**Set task:** Going through the material below, please gather all lines with the word "cover" in them.

Extracted records:
........

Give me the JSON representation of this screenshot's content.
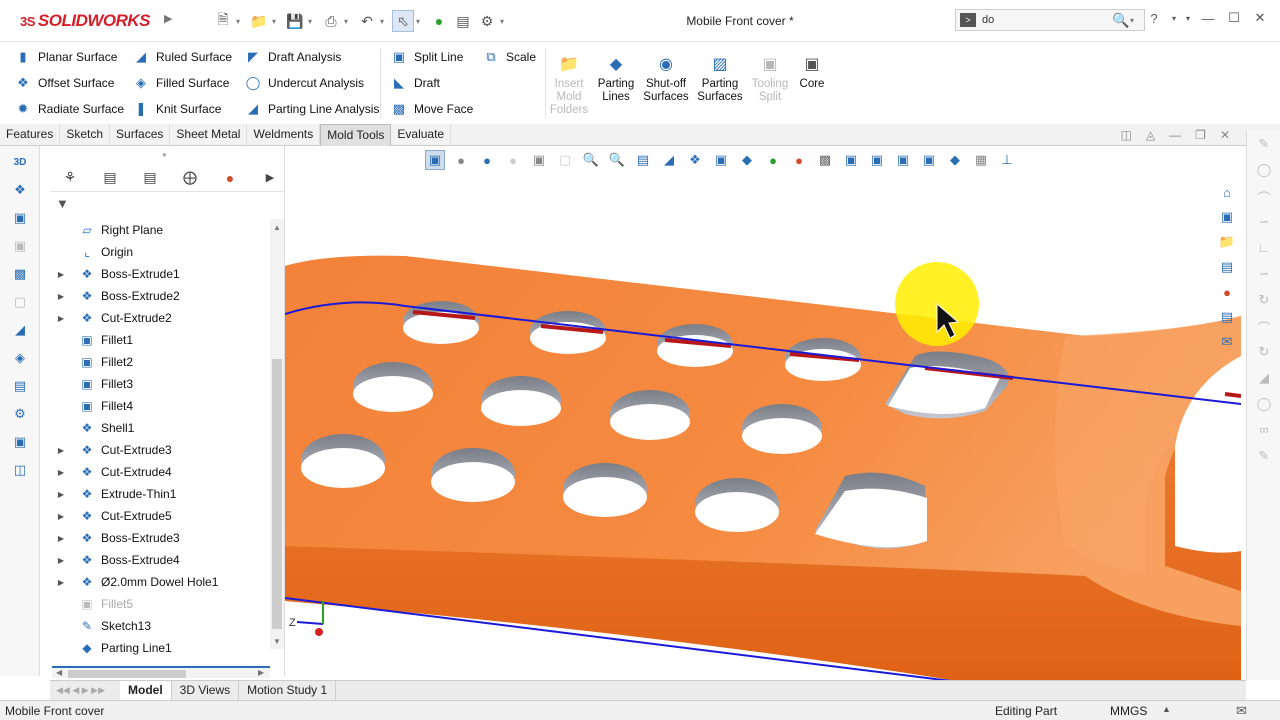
{
  "app": {
    "logo_prefix": "3S",
    "logo_text": "SOLIDWORKS",
    "document_title": "Mobile Front cover *"
  },
  "search": {
    "value": "do"
  },
  "ribbon": {
    "col1": [
      "Planar Surface",
      "Offset Surface",
      "Radiate Surface"
    ],
    "col2": [
      "Ruled Surface",
      "Filled Surface",
      "Knit Surface"
    ],
    "col3": [
      "Draft Analysis",
      "Undercut Analysis",
      "Parting Line Analysis"
    ],
    "col4": [
      "Split Line",
      "Draft",
      "Move Face"
    ],
    "scale": "Scale",
    "big": [
      {
        "label": "Insert Mold Folders",
        "disabled": true
      },
      {
        "label": "Parting Lines",
        "disabled": false
      },
      {
        "label": "Shut-off Surfaces",
        "disabled": false
      },
      {
        "label": "Parting Surfaces",
        "disabled": false
      },
      {
        "label": "Tooling Split",
        "disabled": true
      },
      {
        "label": "Core",
        "disabled": false
      }
    ]
  },
  "tabs": [
    "Features",
    "Sketch",
    "Surfaces",
    "Sheet Metal",
    "Weldments",
    "Mold Tools",
    "Evaluate"
  ],
  "tree": [
    {
      "label": "Right Plane",
      "exp": false,
      "sup": false
    },
    {
      "label": "Origin",
      "exp": false,
      "sup": false
    },
    {
      "label": "Boss-Extrude1",
      "exp": true,
      "sup": false
    },
    {
      "label": "Boss-Extrude2",
      "exp": true,
      "sup": false
    },
    {
      "label": "Cut-Extrude2",
      "exp": true,
      "sup": false
    },
    {
      "label": "Fillet1",
      "exp": false,
      "sup": false
    },
    {
      "label": "Fillet2",
      "exp": false,
      "sup": false
    },
    {
      "label": "Fillet3",
      "exp": false,
      "sup": false
    },
    {
      "label": "Fillet4",
      "exp": false,
      "sup": false
    },
    {
      "label": "Shell1",
      "exp": false,
      "sup": false
    },
    {
      "label": "Cut-Extrude3",
      "exp": true,
      "sup": false
    },
    {
      "label": "Cut-Extrude4",
      "exp": true,
      "sup": false
    },
    {
      "label": "Extrude-Thin1",
      "exp": true,
      "sup": false
    },
    {
      "label": "Cut-Extrude5",
      "exp": true,
      "sup": false
    },
    {
      "label": "Boss-Extrude3",
      "exp": true,
      "sup": false
    },
    {
      "label": "Boss-Extrude4",
      "exp": true,
      "sup": false
    },
    {
      "label": "Ø2.0mm Dowel Hole1",
      "exp": true,
      "sup": false
    },
    {
      "label": "Fillet5",
      "exp": false,
      "sup": true
    },
    {
      "label": "Sketch13",
      "exp": false,
      "sup": false
    },
    {
      "label": "Parting Line1",
      "exp": false,
      "sup": false
    }
  ],
  "bottom_tabs": [
    "Model",
    "3D Views",
    "Motion Study 1"
  ],
  "status": {
    "left": "Mobile Front cover",
    "mode": "Editing Part",
    "units": "MMGS"
  },
  "triad_axis": "Z",
  "colors": {
    "part_orange": "#f07a2a",
    "parting_line": "#1a1ad8",
    "accent": "#2a6db5"
  }
}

........

**Reply:**
    "document_title": "Mobile Front cover *"
    "left": "Mobile Front cover",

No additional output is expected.